_DIRECTION_. Reproduce all the entries precisely.

-- START --

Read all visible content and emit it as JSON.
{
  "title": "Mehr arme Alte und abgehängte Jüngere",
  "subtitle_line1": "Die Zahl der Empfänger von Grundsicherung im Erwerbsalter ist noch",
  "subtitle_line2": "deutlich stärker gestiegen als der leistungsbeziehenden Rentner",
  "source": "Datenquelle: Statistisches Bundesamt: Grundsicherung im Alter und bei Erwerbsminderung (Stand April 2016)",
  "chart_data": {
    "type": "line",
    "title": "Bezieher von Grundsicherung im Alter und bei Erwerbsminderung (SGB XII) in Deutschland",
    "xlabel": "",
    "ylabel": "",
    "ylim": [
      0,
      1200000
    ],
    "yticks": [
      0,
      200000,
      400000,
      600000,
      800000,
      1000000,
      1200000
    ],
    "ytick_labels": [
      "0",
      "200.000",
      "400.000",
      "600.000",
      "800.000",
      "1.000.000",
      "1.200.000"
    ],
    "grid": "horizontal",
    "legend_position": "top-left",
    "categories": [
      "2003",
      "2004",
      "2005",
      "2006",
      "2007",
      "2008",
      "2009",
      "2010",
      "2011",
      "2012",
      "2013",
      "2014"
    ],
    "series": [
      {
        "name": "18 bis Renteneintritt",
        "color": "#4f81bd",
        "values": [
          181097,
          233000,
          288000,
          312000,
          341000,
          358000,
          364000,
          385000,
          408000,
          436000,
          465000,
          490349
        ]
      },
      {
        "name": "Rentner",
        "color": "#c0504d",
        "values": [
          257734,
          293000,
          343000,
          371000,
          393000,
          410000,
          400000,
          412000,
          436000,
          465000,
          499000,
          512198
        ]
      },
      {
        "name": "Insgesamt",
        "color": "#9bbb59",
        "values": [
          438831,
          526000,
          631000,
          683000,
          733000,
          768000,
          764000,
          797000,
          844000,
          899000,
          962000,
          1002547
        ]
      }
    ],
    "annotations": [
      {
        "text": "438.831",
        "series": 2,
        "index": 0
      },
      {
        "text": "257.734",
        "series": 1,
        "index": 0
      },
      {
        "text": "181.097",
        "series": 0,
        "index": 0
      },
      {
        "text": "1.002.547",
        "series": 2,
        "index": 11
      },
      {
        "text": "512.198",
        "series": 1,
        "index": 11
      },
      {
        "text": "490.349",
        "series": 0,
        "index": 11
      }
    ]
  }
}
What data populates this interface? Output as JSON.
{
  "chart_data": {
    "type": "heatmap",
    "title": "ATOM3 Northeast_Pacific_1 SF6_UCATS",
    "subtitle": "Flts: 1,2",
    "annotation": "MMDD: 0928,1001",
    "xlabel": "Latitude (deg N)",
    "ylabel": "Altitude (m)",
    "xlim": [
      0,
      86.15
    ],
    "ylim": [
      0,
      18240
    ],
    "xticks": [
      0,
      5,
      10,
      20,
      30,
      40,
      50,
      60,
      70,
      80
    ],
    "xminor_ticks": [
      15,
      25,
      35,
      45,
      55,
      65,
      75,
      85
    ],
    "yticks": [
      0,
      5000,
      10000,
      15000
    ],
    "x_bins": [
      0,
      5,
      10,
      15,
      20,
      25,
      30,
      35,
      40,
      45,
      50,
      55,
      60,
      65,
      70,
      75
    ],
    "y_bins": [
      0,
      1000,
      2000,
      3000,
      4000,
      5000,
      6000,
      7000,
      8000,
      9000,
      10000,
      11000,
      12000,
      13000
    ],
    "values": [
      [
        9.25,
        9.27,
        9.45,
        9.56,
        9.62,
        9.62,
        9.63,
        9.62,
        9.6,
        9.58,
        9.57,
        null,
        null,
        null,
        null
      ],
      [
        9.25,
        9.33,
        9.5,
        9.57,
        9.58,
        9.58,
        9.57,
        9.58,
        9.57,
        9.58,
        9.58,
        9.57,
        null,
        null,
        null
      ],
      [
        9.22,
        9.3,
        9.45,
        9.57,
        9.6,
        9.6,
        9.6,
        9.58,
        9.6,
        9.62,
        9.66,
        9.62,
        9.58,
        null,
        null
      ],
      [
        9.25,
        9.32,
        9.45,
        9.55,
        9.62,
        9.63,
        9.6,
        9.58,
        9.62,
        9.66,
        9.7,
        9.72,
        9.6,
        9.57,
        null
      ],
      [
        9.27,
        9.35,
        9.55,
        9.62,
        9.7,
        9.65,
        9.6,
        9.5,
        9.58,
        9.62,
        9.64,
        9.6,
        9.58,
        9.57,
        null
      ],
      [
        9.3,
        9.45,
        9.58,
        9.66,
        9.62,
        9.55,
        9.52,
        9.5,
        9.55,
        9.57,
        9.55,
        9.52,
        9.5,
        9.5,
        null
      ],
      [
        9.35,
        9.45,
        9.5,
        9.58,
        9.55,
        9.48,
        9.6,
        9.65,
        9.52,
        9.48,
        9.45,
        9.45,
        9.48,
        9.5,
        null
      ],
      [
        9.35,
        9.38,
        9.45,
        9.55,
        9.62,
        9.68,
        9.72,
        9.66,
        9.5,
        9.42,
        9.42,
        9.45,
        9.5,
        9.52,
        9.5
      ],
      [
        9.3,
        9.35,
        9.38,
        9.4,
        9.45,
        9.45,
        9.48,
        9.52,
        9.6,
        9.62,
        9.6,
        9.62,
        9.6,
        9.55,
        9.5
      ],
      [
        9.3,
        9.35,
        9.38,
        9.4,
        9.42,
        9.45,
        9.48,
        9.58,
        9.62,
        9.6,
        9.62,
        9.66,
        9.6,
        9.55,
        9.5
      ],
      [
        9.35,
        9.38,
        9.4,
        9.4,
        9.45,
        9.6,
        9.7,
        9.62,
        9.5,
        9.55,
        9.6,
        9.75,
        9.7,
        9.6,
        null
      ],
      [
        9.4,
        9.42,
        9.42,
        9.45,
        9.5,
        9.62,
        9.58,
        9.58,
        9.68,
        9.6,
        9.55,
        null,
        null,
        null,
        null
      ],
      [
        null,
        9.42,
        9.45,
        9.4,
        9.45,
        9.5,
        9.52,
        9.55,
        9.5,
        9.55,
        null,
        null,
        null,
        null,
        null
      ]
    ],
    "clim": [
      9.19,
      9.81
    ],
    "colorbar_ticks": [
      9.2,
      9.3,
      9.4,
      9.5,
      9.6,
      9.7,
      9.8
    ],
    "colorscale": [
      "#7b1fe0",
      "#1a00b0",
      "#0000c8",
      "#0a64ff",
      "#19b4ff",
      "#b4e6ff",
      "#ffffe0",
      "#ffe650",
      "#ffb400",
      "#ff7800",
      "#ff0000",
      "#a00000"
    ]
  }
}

-- END --

_WRITTEN ANSWER_.
Read all visible content and emit it as JSON.
{
  "title": "Mehr arme Alte und abgehängte Jüngere",
  "subtitle_line1": "Die Zahl der Empfänger von Grundsicherung im Erwerbsalter ist noch",
  "subtitle_line2": "deutlich stärker gestiegen als der leistungsbeziehenden Rentner",
  "source": "Datenquelle: Statistisches Bundesamt: Grundsicherung im Alter und bei Erwerbsminderung (Stand April 2016)",
  "chart_data": {
    "type": "line",
    "title": "Bezieher von Grundsicherung im Alter und bei Erwerbsminderung (SGB XII) in Deutschland",
    "xlabel": "",
    "ylabel": "",
    "ylim": [
      0,
      1200000
    ],
    "yticks": [
      0,
      200000,
      400000,
      600000,
      800000,
      1000000,
      1200000
    ],
    "ytick_labels": [
      "0",
      "200.000",
      "400.000",
      "600.000",
      "800.000",
      "1.000.000",
      "1.200.000"
    ],
    "grid": "horizontal",
    "legend_position": "top-left",
    "categories": [
      "2003",
      "2004",
      "2005",
      "2006",
      "2007",
      "2008",
      "2009",
      "2010",
      "2011",
      "2012",
      "2013",
      "2014"
    ],
    "series": [
      {
        "name": "18 bis Renteneintritt",
        "color": "#4f81bd",
        "values": [
          181097,
          233000,
          288000,
          312000,
          341000,
          358000,
          364000,
          385000,
          408000,
          436000,
          465000,
          490349
        ]
      },
      {
        "name": "Rentner",
        "color": "#c0504d",
        "values": [
          257734,
          293000,
          343000,
          371000,
          393000,
          410000,
          400000,
          412000,
          436000,
          465000,
          499000,
          512198
        ]
      },
      {
        "name": "Insgesamt",
        "color": "#9bbb59",
        "values": [
          438831,
          526000,
          631000,
          683000,
          733000,
          768000,
          764000,
          797000,
          844000,
          899000,
          962000,
          1002547
        ]
      }
    ],
    "annotations": [
      {
        "text": "438.831",
        "series": 2,
        "index": 0
      },
      {
        "text": "257.734",
        "series": 1,
        "index": 0
      },
      {
        "text": "181.097",
        "series": 0,
        "index": 0
      },
      {
        "text": "1.002.547",
        "series": 2,
        "index": 11
      },
      {
        "text": "512.198",
        "series": 1,
        "index": 11
      },
      {
        "text": "490.349",
        "series": 0,
        "index": 11
      }
    ]
  }
}
What data populates this interface? Output as JSON.
{
  "chart_data": {
    "type": "heatmap",
    "title": "ATOM3 Northeast_Pacific_1 SF6_UCATS",
    "subtitle": "Flts: 1,2",
    "annotation": "MMDD: 0928,1001",
    "xlabel": "Latitude (deg N)",
    "ylabel": "Altitude (m)",
    "xlim": [
      0,
      86.15
    ],
    "ylim": [
      0,
      18240
    ],
    "xticks": [
      0,
      5,
      10,
      20,
      30,
      40,
      50,
      60,
      70,
      80
    ],
    "xminor_ticks": [
      15,
      25,
      35,
      45,
      55,
      65,
      75,
      85
    ],
    "yticks": [
      0,
      5000,
      10000,
      15000
    ],
    "x_bins": [
      0,
      5,
      10,
      15,
      20,
      25,
      30,
      35,
      40,
      45,
      50,
      55,
      60,
      65,
      70,
      75
    ],
    "y_bins": [
      0,
      1000,
      2000,
      3000,
      4000,
      5000,
      6000,
      7000,
      8000,
      9000,
      10000,
      11000,
      12000,
      13000
    ],
    "values": [
      [
        9.25,
        9.27,
        9.45,
        9.56,
        9.62,
        9.62,
        9.63,
        9.62,
        9.6,
        9.58,
        9.57,
        null,
        null,
        null,
        null
      ],
      [
        9.25,
        9.33,
        9.5,
        9.57,
        9.58,
        9.58,
        9.57,
        9.58,
        9.57,
        9.58,
        9.58,
        9.57,
        null,
        null,
        null
      ],
      [
        9.22,
        9.3,
        9.45,
        9.57,
        9.6,
        9.6,
        9.6,
        9.58,
        9.6,
        9.62,
        9.66,
        9.62,
        9.58,
        null,
        null
      ],
      [
        9.25,
        9.32,
        9.45,
        9.55,
        9.62,
        9.63,
        9.6,
        9.58,
        9.62,
        9.66,
        9.7,
        9.72,
        9.6,
        9.57,
        null
      ],
      [
        9.27,
        9.35,
        9.55,
        9.62,
        9.7,
        9.65,
        9.6,
        9.5,
        9.58,
        9.62,
        9.64,
        9.6,
        9.58,
        9.57,
        null
      ],
      [
        9.3,
        9.45,
        9.58,
        9.66,
        9.62,
        9.55,
        9.52,
        9.5,
        9.55,
        9.57,
        9.55,
        9.52,
        9.5,
        9.5,
        null
      ],
      [
        9.35,
        9.45,
        9.5,
        9.58,
        9.55,
        9.48,
        9.6,
        9.65,
        9.52,
        9.48,
        9.45,
        9.45,
        9.48,
        9.5,
        null
      ],
      [
        9.35,
        9.38,
        9.45,
        9.55,
        9.62,
        9.68,
        9.72,
        9.66,
        9.5,
        9.42,
        9.42,
        9.45,
        9.5,
        9.52,
        9.5
      ],
      [
        9.3,
        9.35,
        9.38,
        9.4,
        9.45,
        9.45,
        9.48,
        9.52,
        9.6,
        9.62,
        9.6,
        9.62,
        9.6,
        9.55,
        9.5
      ],
      [
        9.3,
        9.35,
        9.38,
        9.4,
        9.42,
        9.45,
        9.48,
        9.58,
        9.62,
        9.6,
        9.62,
        9.66,
        9.6,
        9.55,
        9.5
      ],
      [
        9.35,
        9.38,
        9.4,
        9.4,
        9.45,
        9.6,
        9.7,
        9.62,
        9.5,
        9.55,
        9.6,
        9.75,
        9.7,
        9.6,
        null
      ],
      [
        9.4,
        9.42,
        9.42,
        9.45,
        9.5,
        9.62,
        9.58,
        9.58,
        9.68,
        9.6,
        9.55,
        null,
        null,
        null,
        null
      ],
      [
        null,
        9.42,
        9.45,
        9.4,
        9.45,
        9.5,
        9.52,
        9.55,
        9.5,
        9.55,
        null,
        null,
        null,
        null,
        null
      ]
    ],
    "clim": [
      9.19,
      9.81
    ],
    "colorbar_ticks": [
      9.2,
      9.3,
      9.4,
      9.5,
      9.6,
      9.7,
      9.8
    ],
    "colorscale": [
      "#7b1fe0",
      "#1a00b0",
      "#0000c8",
      "#0a64ff",
      "#19b4ff",
      "#b4e6ff",
      "#ffffe0",
      "#ffe650",
      "#ffb400",
      "#ff7800",
      "#ff0000",
      "#a00000"
    ]
  }
}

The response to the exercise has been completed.